### WHAT YOU WILL DO
Can you retype, character for character, everything from the line containing "comparison-algorithm-value: Evaluation [420, 62, 488, 78]" down to the line containing "function-label-sin: sin [487, 338, 506, 354]", with both of those lines included?

— START OF ENTRIES PROVIDED —

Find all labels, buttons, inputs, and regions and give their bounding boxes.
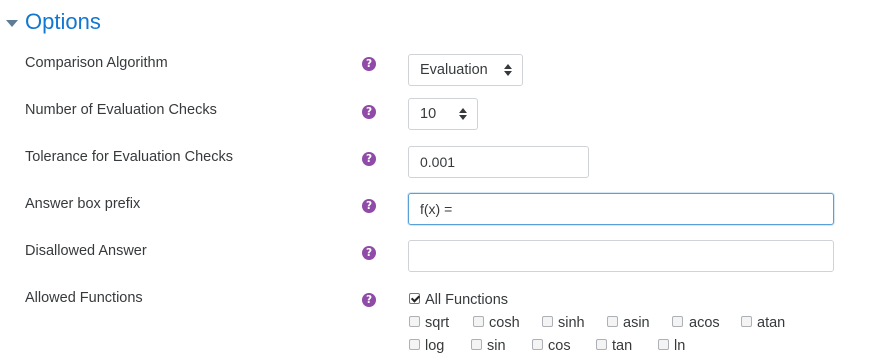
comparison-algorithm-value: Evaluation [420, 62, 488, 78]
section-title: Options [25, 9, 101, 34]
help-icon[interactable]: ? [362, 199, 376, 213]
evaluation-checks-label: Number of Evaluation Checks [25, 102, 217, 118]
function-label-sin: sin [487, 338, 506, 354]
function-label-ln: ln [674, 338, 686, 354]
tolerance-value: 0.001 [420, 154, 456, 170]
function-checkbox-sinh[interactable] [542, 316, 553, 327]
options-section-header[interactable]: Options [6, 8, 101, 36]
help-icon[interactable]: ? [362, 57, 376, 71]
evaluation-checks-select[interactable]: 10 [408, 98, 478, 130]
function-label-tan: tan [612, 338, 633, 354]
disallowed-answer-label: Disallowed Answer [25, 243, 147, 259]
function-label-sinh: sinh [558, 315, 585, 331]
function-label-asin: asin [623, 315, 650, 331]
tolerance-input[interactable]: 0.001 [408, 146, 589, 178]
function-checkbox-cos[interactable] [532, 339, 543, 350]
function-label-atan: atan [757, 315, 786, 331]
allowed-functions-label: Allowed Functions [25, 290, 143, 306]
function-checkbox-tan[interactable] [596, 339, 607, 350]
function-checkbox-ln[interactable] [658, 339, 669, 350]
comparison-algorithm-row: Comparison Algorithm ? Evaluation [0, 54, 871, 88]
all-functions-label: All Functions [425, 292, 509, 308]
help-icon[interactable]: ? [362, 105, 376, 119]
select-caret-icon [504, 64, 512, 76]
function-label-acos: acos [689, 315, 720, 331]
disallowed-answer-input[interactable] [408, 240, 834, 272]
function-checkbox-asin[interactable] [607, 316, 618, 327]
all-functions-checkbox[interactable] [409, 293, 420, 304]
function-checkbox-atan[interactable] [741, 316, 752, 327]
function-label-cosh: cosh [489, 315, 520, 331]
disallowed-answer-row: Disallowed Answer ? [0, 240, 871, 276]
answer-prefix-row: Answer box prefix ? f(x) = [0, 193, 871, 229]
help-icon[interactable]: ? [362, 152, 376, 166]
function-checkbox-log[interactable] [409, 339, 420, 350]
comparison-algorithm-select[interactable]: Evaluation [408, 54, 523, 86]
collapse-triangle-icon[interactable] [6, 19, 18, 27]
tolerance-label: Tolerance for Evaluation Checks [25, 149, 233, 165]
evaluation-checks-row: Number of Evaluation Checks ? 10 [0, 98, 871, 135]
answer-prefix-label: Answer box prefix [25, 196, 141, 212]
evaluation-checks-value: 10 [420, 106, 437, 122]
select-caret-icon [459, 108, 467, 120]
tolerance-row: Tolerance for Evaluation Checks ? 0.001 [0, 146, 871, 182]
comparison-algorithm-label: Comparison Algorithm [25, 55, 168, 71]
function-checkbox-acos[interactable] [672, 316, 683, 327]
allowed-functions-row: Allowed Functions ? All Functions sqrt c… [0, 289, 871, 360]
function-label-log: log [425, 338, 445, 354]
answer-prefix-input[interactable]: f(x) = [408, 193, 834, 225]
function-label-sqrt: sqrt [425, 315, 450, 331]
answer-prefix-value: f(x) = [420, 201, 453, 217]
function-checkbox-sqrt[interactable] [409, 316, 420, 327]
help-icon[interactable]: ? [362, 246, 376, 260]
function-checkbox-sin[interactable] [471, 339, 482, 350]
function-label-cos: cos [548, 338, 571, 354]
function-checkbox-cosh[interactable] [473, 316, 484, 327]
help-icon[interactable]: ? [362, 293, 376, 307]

— END OF ENTRIES PROVIDED —

### PROBLEM SOLUTION
comparison-algorithm-value: Evaluation [420, 62, 488, 78]
section-title: Options [25, 9, 101, 34]
help-icon[interactable]: ? [362, 199, 376, 213]
evaluation-checks-label: Number of Evaluation Checks [25, 102, 217, 118]
function-label-sin: sin [487, 338, 506, 354]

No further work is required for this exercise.